Source records:
**********

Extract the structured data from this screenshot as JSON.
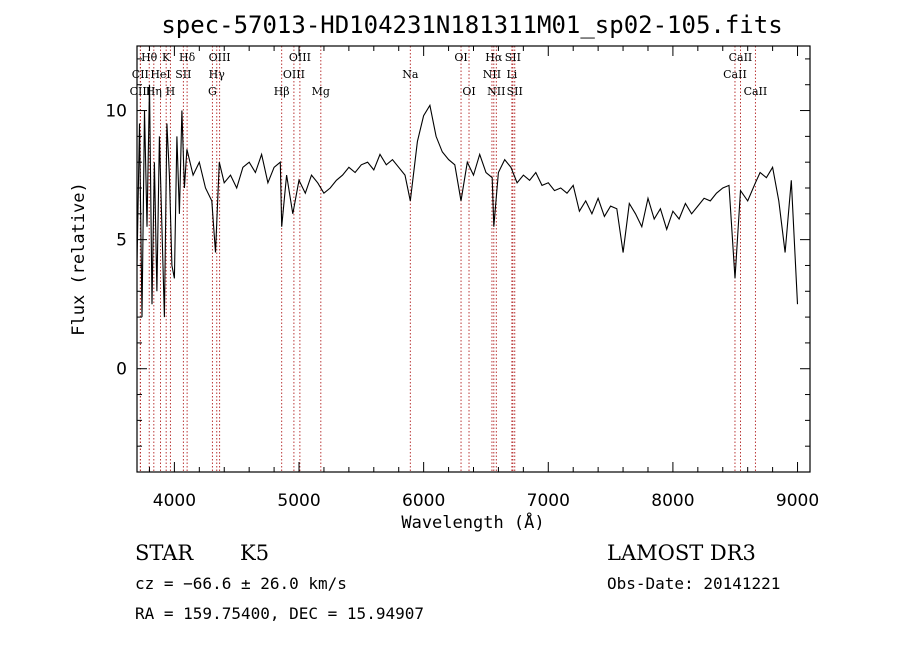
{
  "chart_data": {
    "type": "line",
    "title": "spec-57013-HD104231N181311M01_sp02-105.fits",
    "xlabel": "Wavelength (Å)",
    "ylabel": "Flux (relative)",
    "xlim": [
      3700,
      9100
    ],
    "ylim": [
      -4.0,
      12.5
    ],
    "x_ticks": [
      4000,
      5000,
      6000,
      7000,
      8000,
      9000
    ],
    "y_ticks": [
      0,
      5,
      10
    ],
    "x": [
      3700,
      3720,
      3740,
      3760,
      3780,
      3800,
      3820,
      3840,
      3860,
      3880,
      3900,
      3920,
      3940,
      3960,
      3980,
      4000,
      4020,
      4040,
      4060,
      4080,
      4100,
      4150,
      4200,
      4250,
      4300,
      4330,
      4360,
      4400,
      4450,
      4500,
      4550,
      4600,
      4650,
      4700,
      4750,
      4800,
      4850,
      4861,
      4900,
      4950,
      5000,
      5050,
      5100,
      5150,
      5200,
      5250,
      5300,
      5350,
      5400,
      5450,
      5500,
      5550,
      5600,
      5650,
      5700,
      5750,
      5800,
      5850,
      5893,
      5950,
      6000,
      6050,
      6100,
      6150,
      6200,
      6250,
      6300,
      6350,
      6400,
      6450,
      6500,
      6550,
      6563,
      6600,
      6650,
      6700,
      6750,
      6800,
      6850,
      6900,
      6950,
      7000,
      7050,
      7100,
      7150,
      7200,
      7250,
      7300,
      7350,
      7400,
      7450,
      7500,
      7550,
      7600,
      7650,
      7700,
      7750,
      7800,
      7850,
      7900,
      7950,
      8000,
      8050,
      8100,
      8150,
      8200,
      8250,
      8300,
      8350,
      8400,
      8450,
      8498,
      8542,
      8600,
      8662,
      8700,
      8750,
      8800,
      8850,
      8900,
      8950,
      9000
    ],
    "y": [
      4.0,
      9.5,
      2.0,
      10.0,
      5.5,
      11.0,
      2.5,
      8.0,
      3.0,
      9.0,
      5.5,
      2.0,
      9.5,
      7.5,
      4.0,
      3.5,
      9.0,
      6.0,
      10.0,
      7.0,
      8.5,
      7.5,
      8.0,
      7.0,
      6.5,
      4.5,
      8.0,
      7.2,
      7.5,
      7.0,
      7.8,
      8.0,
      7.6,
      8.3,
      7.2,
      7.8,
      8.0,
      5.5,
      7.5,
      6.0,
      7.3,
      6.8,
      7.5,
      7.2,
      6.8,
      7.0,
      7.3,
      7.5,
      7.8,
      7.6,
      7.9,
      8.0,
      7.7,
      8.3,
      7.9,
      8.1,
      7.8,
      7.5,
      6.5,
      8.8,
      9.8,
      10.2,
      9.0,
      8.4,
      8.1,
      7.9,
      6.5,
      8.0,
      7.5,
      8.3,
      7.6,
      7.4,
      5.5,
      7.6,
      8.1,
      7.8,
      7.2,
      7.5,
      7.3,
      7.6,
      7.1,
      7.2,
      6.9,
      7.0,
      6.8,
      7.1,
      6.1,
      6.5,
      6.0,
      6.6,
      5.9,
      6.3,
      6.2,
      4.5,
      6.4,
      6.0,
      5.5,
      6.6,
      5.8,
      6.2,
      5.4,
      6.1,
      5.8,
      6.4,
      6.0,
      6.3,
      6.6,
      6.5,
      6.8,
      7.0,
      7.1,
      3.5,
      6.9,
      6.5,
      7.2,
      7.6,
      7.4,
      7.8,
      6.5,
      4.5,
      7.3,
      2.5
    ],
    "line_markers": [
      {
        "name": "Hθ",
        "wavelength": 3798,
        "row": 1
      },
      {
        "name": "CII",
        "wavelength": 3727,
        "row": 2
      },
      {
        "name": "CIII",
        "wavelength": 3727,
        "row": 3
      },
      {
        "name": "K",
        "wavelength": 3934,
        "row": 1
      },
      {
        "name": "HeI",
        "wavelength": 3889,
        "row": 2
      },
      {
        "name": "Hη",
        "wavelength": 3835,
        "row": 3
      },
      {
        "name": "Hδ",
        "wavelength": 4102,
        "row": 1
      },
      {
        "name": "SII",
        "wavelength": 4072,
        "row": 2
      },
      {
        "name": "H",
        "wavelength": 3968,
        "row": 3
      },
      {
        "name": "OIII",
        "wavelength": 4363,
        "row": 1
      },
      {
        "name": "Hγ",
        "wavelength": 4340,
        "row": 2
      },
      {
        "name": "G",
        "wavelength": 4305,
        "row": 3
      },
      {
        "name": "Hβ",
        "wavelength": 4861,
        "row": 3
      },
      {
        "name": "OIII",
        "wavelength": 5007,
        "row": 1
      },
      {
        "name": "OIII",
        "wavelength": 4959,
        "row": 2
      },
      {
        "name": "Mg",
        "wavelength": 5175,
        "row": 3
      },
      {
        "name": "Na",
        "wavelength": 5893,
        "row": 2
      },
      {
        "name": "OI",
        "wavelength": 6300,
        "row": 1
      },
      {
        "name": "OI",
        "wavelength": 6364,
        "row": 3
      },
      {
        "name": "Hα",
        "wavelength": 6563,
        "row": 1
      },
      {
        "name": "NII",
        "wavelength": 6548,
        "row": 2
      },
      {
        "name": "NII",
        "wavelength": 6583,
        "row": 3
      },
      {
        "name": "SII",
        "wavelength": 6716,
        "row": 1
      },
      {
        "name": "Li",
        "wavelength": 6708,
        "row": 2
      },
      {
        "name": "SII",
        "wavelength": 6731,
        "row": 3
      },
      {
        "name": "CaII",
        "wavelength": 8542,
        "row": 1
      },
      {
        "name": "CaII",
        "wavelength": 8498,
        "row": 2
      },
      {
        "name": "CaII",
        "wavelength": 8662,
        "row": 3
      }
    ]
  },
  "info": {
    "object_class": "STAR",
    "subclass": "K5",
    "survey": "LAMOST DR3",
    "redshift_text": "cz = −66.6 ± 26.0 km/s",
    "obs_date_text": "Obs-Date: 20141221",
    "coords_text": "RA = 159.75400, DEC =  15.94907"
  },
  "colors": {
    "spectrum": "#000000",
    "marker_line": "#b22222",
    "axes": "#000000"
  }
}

**********

Prompt →
Print the full listing exactly, dropping the pictures.

Solution to this exercise →
Extract the structured data from this screenshot as JSON.
{
  "chart_data": {
    "type": "line",
    "title": "spec-57013-HD104231N181311M01_sp02-105.fits",
    "xlabel": "Wavelength (Å)",
    "ylabel": "Flux (relative)",
    "xlim": [
      3700,
      9100
    ],
    "ylim": [
      -4.0,
      12.5
    ],
    "x_ticks": [
      4000,
      5000,
      6000,
      7000,
      8000,
      9000
    ],
    "y_ticks": [
      0,
      5,
      10
    ],
    "x": [
      3700,
      3720,
      3740,
      3760,
      3780,
      3800,
      3820,
      3840,
      3860,
      3880,
      3900,
      3920,
      3940,
      3960,
      3980,
      4000,
      4020,
      4040,
      4060,
      4080,
      4100,
      4150,
      4200,
      4250,
      4300,
      4330,
      4360,
      4400,
      4450,
      4500,
      4550,
      4600,
      4650,
      4700,
      4750,
      4800,
      4850,
      4861,
      4900,
      4950,
      5000,
      5050,
      5100,
      5150,
      5200,
      5250,
      5300,
      5350,
      5400,
      5450,
      5500,
      5550,
      5600,
      5650,
      5700,
      5750,
      5800,
      5850,
      5893,
      5950,
      6000,
      6050,
      6100,
      6150,
      6200,
      6250,
      6300,
      6350,
      6400,
      6450,
      6500,
      6550,
      6563,
      6600,
      6650,
      6700,
      6750,
      6800,
      6850,
      6900,
      6950,
      7000,
      7050,
      7100,
      7150,
      7200,
      7250,
      7300,
      7350,
      7400,
      7450,
      7500,
      7550,
      7600,
      7650,
      7700,
      7750,
      7800,
      7850,
      7900,
      7950,
      8000,
      8050,
      8100,
      8150,
      8200,
      8250,
      8300,
      8350,
      8400,
      8450,
      8498,
      8542,
      8600,
      8662,
      8700,
      8750,
      8800,
      8850,
      8900,
      8950,
      9000
    ],
    "y": [
      4.0,
      9.5,
      2.0,
      10.0,
      5.5,
      11.0,
      2.5,
      8.0,
      3.0,
      9.0,
      5.5,
      2.0,
      9.5,
      7.5,
      4.0,
      3.5,
      9.0,
      6.0,
      10.0,
      7.0,
      8.5,
      7.5,
      8.0,
      7.0,
      6.5,
      4.5,
      8.0,
      7.2,
      7.5,
      7.0,
      7.8,
      8.0,
      7.6,
      8.3,
      7.2,
      7.8,
      8.0,
      5.5,
      7.5,
      6.0,
      7.3,
      6.8,
      7.5,
      7.2,
      6.8,
      7.0,
      7.3,
      7.5,
      7.8,
      7.6,
      7.9,
      8.0,
      7.7,
      8.3,
      7.9,
      8.1,
      7.8,
      7.5,
      6.5,
      8.8,
      9.8,
      10.2,
      9.0,
      8.4,
      8.1,
      7.9,
      6.5,
      8.0,
      7.5,
      8.3,
      7.6,
      7.4,
      5.5,
      7.6,
      8.1,
      7.8,
      7.2,
      7.5,
      7.3,
      7.6,
      7.1,
      7.2,
      6.9,
      7.0,
      6.8,
      7.1,
      6.1,
      6.5,
      6.0,
      6.6,
      5.9,
      6.3,
      6.2,
      4.5,
      6.4,
      6.0,
      5.5,
      6.6,
      5.8,
      6.2,
      5.4,
      6.1,
      5.8,
      6.4,
      6.0,
      6.3,
      6.6,
      6.5,
      6.8,
      7.0,
      7.1,
      3.5,
      6.9,
      6.5,
      7.2,
      7.6,
      7.4,
      7.8,
      6.5,
      4.5,
      7.3,
      2.5
    ],
    "line_markers": [
      {
        "name": "Hθ",
        "wavelength": 3798,
        "row": 1
      },
      {
        "name": "CII",
        "wavelength": 3727,
        "row": 2
      },
      {
        "name": "CIII",
        "wavelength": 3727,
        "row": 3
      },
      {
        "name": "K",
        "wavelength": 3934,
        "row": 1
      },
      {
        "name": "HeI",
        "wavelength": 3889,
        "row": 2
      },
      {
        "name": "Hη",
        "wavelength": 3835,
        "row": 3
      },
      {
        "name": "Hδ",
        "wavelength": 4102,
        "row": 1
      },
      {
        "name": "SII",
        "wavelength": 4072,
        "row": 2
      },
      {
        "name": "H",
        "wavelength": 3968,
        "row": 3
      },
      {
        "name": "OIII",
        "wavelength": 4363,
        "row": 1
      },
      {
        "name": "Hγ",
        "wavelength": 4340,
        "row": 2
      },
      {
        "name": "G",
        "wavelength": 4305,
        "row": 3
      },
      {
        "name": "Hβ",
        "wavelength": 4861,
        "row": 3
      },
      {
        "name": "OIII",
        "wavelength": 5007,
        "row": 1
      },
      {
        "name": "OIII",
        "wavelength": 4959,
        "row": 2
      },
      {
        "name": "Mg",
        "wavelength": 5175,
        "row": 3
      },
      {
        "name": "Na",
        "wavelength": 5893,
        "row": 2
      },
      {
        "name": "OI",
        "wavelength": 6300,
        "row": 1
      },
      {
        "name": "OI",
        "wavelength": 6364,
        "row": 3
      },
      {
        "name": "Hα",
        "wavelength": 6563,
        "row": 1
      },
      {
        "name": "NII",
        "wavelength": 6548,
        "row": 2
      },
      {
        "name": "NII",
        "wavelength": 6583,
        "row": 3
      },
      {
        "name": "SII",
        "wavelength": 6716,
        "row": 1
      },
      {
        "name": "Li",
        "wavelength": 6708,
        "row": 2
      },
      {
        "name": "SII",
        "wavelength": 6731,
        "row": 3
      },
      {
        "name": "CaII",
        "wavelength": 8542,
        "row": 1
      },
      {
        "name": "CaII",
        "wavelength": 8498,
        "row": 2
      },
      {
        "name": "CaII",
        "wavelength": 8662,
        "row": 3
      }
    ]
  },
  "info": {
    "object_class": "STAR",
    "subclass": "K5",
    "survey": "LAMOST DR3",
    "redshift_text": "cz = −66.6 ± 26.0 km/s",
    "obs_date_text": "Obs-Date: 20141221",
    "coords_text": "RA = 159.75400, DEC =  15.94907"
  },
  "colors": {
    "spectrum": "#000000",
    "marker_line": "#b22222",
    "axes": "#000000"
  }
}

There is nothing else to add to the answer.